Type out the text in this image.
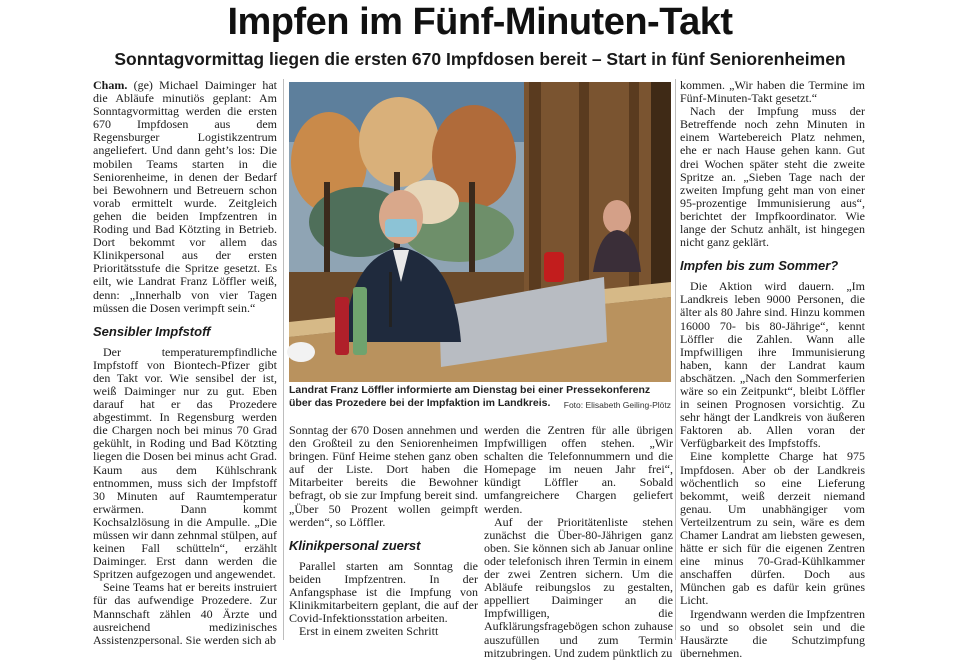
Impfen im Fünf-Minuten-Takt
Sonntagvormittag liegen die ersten 670 Impfdosen bereit – Start in fünf Seniorenheimen

Cham. (ge) Michael Daiminger hat die Abläufe minutiös geplant: Am Sonntagvormittag werden die ersten 670 Impfdosen aus dem Regensburger Logistikzentrum angeliefert. Und dann geht’s los: Die mobilen Teams starten in die Seniorenheime, in denen der Bedarf bei Bewohnern und Betreuern schon vorab ermittelt wurde. Zeitgleich gehen die beiden Impfzentren in Roding und Bad Kötzting in Betrieb. Dort bekommt vor allem das Klinikpersonal aus der ersten Prioritätsstufe die Spritze gesetzt. Es eilt, wie Landrat Franz Löffler weiß, denn: „Innerhalb von vier Tagen müssen die Dosen verimpft sein.“

Sensibler Impfstoff

Der temperaturempfindliche Impfstoff von Biontech-Pfizer gibt den Takt vor. Wie sensibel der ist, weiß Daiminger nur zu gut. Eben darauf hat er das Prozedere abgestimmt. In Regensburg werden die Chargen noch bei minus 70 Grad gekühlt, in Roding und Bad Kötzting liegen die Dosen bei minus acht Grad. Kaum aus dem Kühlschrank entnommen, muss sich der Impfstoff 30 Minuten auf Raumtemperatur erwärmen. Dann kommt Kochsalzlösung in die Ampulle. „Die müssen wir dann zehnmal stülpen, auf keinen Fall schütteln“, erzählt Daiminger. Erst dann werden die Spritzen aufgezogen und angewendet.

Seine Teams hat er bereits instruiert für das aufwendige Prozedere. Zur Mannschaft zählen 40 Ärzte und ausreichend medizinisches Assistenzpersonal. Sie werden sich ab

Landrat Franz Löffler informierte am Dienstag bei einer Pressekonferenz über das Prozedere bei der Impfaktion im Landkreis.	Foto: Elisabeth Geiling-Plötz

Sonntag der 670 Dosen annehmen und den Großteil zu den Seniorenheimen bringen. Fünf Heime stehen ganz oben auf der Liste. Dort haben die Mitarbeiter bereits die Bewohner befragt, ob sie zur Impfung bereit sind. „Über 50 Prozent wollen geimpft werden“, so Löffler.

Klinikpersonal zuerst

Parallel starten am Sonntag die beiden Impfzentren. In der Anfangsphase ist die Impfung von Klinikmitarbeitern geplant, die auf der Covid-Infektionsstation arbeiten.

Erst in einem zweiten Schritt

werden die Zentren für alle übrigen Impfwilligen offen stehen. „Wir schalten die Telefonnummern und die Homepage im neuen Jahr frei“, kündigt Löffler an. Sobald umfangreichere Chargen geliefert werden.

Auf der Prioritätenliste stehen zunächst die Über-80-Jährigen ganz oben. Sie können sich ab Januar online oder telefonisch ihren Termin in einem der zwei Zentren sichern. Um die Abläufe reibungslos zu gestalten, appelliert Daiminger an die Impfwilligen, die Aufklärungsfragebögen schon zuhause auszufüllen und zum Termin mitzubringen. Und zudem pünktlich zu

kommen. „Wir haben die Termine im Fünf-Minuten-Takt gesetzt.“

Nach der Impfung muss der Betreffende noch zehn Minuten in einem Wartebereich Platz nehmen, ehe er nach Hause gehen kann. Gut drei Wochen später steht die zweite Spritze an. „Sieben Tage nach der zweiten Impfung geht man von einer 95-prozentige Immunisierung aus“, berichtet der Impfkoordinator. Wie lange der Schutz anhält, ist hingegen nicht ganz geklärt.

Impfen bis zum Sommer?

Die Aktion wird dauern. „Im Landkreis leben 9000 Personen, die älter als 80 Jahre sind. Hinzu kommen 16000 70- bis 80-Jährige“, kennt Löffler die Zahlen. Wann alle Impfwilligen ihre Immunisierung haben, kann der Landrat kaum abschätzen. „Nach den Sommerferien wäre so ein Zeitpunkt“, bleibt Löffler in seinen Prognosen vorsichtig. Zu sehr hängt der Landkreis von äußeren Faktoren ab. Allen voran der Verfügbarkeit des Impfstoffs.

Eine komplette Charge hat 975 Impfdosen. Aber ob der Landkreis wöchentlich so eine Lieferung bekommt, weiß derzeit niemand genau. Um unabhängiger vom Verteilzentrum zu sein, wäre es dem Chamer Landrat am liebsten gewesen, hätte er sich für die eigenen Zentren eine minus 70-Grad-Kühlkammer anschaffen dürfen. Doch aus München gab es dafür kein grünes Licht.

Irgendwann werden die Impfzentren so und so obsolet sein und die Hausärzte die Schutzimpfung übernehmen.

++++++++++++++++++++

● WHAT IS ASKED: Your task is an exact transcription of all the data, minus the pictures.

● THE REPLY:
Type out the text in this image.
Impfen im Fünf-Minuten-Takt
Sonntagvormittag liegen die ersten 670 Impfdosen bereit – Start in fünf Seniorenheimen

Cham. (ge) Michael Daiminger hat die Abläufe minutiös geplant: Am Sonntagvormittag werden die ersten 670 Impfdosen aus dem Regensburger Logistikzentrum angeliefert. Und dann geht’s los: Die mobilen Teams starten in die Seniorenheime, in denen der Bedarf bei Bewohnern und Betreuern schon vorab ermittelt wurde. Zeitgleich gehen die beiden Impfzentren in Roding und Bad Kötzting in Betrieb. Dort bekommt vor allem das Klinikpersonal aus der ersten Prioritätsstufe die Spritze gesetzt. Es eilt, wie Landrat Franz Löffler weiß, denn: „Innerhalb von vier Tagen müssen die Dosen verimpft sein.“

Sensibler Impfstoff

Der temperaturempfindliche Impfstoff von Biontech-Pfizer gibt den Takt vor. Wie sensibel der ist, weiß Daiminger nur zu gut. Eben darauf hat er das Prozedere abgestimmt. In Regensburg werden die Chargen noch bei minus 70 Grad gekühlt, in Roding und Bad Kötzting liegen die Dosen bei minus acht Grad. Kaum aus dem Kühlschrank entnommen, muss sich der Impfstoff 30 Minuten auf Raumtemperatur erwärmen. Dann kommt Kochsalzlösung in die Ampulle. „Die müssen wir dann zehnmal stülpen, auf keinen Fall schütteln“, erzählt Daiminger. Erst dann werden die Spritzen aufgezogen und angewendet.

Seine Teams hat er bereits instruiert für das aufwendige Prozedere. Zur Mannschaft zählen 40 Ärzte und ausreichend medizinisches Assistenzpersonal. Sie werden sich ab

Landrat Franz Löffler informierte am Dienstag bei einer Pressekonferenz über das Prozedere bei der Impfaktion im Landkreis.	Foto: Elisabeth Geiling-Plötz

Sonntag der 670 Dosen annehmen und den Großteil zu den Seniorenheimen bringen. Fünf Heime stehen ganz oben auf der Liste. Dort haben die Mitarbeiter bereits die Bewohner befragt, ob sie zur Impfung bereit sind. „Über 50 Prozent wollen geimpft werden“, so Löffler.

Klinikpersonal zuerst

Parallel starten am Sonntag die beiden Impfzentren. In der Anfangsphase ist die Impfung von Klinikmitarbeitern geplant, die auf der Covid-Infektionsstation arbeiten.

Erst in einem zweiten Schritt

werden die Zentren für alle übrigen Impfwilligen offen stehen. „Wir schalten die Telefonnummern und die Homepage im neuen Jahr frei“, kündigt Löffler an. Sobald umfangreichere Chargen geliefert werden.

Auf der Prioritätenliste stehen zunächst die Über-80-Jährigen ganz oben. Sie können sich ab Januar online oder telefonisch ihren Termin in einem der zwei Zentren sichern. Um die Abläufe reibungslos zu gestalten, appelliert Daiminger an die Impfwilligen, die Aufklärungsfragebögen schon zuhause auszufüllen und zum Termin mitzubringen. Und zudem pünktlich zu

kommen. „Wir haben die Termine im Fünf-Minuten-Takt gesetzt.“

Nach der Impfung muss der Betreffende noch zehn Minuten in einem Wartebereich Platz nehmen, ehe er nach Hause gehen kann. Gut drei Wochen später steht die zweite Spritze an. „Sieben Tage nach der zweiten Impfung geht man von einer 95-prozentige Immunisierung aus“, berichtet der Impfkoordinator. Wie lange der Schutz anhält, ist hingegen nicht ganz geklärt.

Impfen bis zum Sommer?

Die Aktion wird dauern. „Im Landkreis leben 9000 Personen, die älter als 80 Jahre sind. Hinzu kommen 16000 70- bis 80-Jährige“, kennt Löffler die Zahlen. Wann alle Impfwilligen ihre Immunisierung haben, kann der Landrat kaum abschätzen. „Nach den Sommerferien wäre so ein Zeitpunkt“, bleibt Löffler in seinen Prognosen vorsichtig. Zu sehr hängt der Landkreis von äußeren Faktoren ab. Allen voran der Verfügbarkeit des Impfstoffs.

Eine komplette Charge hat 975 Impfdosen. Aber ob der Landkreis wöchentlich so eine Lieferung bekommt, weiß derzeit niemand genau. Um unabhängiger vom Verteilzentrum zu sein, wäre es dem Chamer Landrat am liebsten gewesen, hätte er sich für die eigenen Zentren eine minus 70-Grad-Kühlkammer anschaffen dürfen. Doch aus München gab es dafür kein grünes Licht.

Irgendwann werden die Impfzentren so und so obsolet sein und die Hausärzte die Schutzimpfung übernehmen.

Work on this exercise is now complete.